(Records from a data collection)
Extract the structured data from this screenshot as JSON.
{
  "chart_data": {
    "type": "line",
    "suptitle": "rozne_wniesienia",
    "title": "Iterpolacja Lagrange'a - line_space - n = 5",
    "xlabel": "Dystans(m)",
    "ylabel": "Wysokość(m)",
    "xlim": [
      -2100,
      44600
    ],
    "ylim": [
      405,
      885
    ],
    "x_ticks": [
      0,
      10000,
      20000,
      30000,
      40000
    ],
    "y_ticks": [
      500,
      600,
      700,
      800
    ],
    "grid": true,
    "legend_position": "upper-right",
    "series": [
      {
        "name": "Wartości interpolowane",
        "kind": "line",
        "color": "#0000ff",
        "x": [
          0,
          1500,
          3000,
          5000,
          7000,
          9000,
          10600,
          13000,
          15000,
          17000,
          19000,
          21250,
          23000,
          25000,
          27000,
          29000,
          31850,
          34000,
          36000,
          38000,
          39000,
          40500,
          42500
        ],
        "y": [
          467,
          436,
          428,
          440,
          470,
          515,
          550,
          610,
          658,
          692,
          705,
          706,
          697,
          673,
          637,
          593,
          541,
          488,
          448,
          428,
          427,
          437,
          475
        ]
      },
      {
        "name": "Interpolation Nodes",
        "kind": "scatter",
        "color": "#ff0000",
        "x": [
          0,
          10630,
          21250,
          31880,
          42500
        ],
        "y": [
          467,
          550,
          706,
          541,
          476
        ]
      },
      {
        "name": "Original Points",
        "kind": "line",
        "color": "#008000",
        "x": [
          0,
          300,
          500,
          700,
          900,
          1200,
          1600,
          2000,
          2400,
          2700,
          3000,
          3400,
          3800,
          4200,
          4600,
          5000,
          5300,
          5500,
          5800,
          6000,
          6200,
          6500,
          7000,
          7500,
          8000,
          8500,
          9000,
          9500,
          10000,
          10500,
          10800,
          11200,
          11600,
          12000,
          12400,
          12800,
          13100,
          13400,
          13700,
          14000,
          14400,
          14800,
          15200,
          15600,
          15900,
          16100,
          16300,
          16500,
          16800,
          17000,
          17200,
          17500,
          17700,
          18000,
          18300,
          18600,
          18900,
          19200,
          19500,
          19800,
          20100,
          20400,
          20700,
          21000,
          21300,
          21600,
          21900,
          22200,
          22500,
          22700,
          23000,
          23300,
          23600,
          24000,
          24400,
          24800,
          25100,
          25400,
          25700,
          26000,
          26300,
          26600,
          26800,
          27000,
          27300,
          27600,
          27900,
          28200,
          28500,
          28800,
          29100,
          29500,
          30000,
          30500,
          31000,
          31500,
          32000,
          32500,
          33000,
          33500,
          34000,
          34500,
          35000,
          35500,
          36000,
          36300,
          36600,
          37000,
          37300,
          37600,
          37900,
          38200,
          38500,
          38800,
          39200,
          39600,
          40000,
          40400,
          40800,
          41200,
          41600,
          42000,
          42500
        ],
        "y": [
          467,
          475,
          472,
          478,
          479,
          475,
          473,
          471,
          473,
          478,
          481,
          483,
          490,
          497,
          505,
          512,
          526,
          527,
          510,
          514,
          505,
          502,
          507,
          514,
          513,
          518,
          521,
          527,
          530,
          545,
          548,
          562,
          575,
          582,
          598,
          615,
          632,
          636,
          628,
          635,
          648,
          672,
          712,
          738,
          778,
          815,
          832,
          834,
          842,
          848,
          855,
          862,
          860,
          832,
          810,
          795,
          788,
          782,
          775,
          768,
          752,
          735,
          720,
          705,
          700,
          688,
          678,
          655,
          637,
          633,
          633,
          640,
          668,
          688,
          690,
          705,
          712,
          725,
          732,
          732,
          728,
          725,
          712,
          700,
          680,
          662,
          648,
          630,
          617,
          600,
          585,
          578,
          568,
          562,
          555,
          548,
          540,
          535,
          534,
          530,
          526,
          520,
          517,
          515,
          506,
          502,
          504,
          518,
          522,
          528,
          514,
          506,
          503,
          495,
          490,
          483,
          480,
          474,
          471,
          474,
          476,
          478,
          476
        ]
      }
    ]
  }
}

__THE PROBLEM__:
Check each line of the records above for "name", and copy those that have it.

__SOLVED PROBLEM__:
        "name": "Wartości interpolowane",
        "name": "Interpolation Nodes",
        "name": "Original Points",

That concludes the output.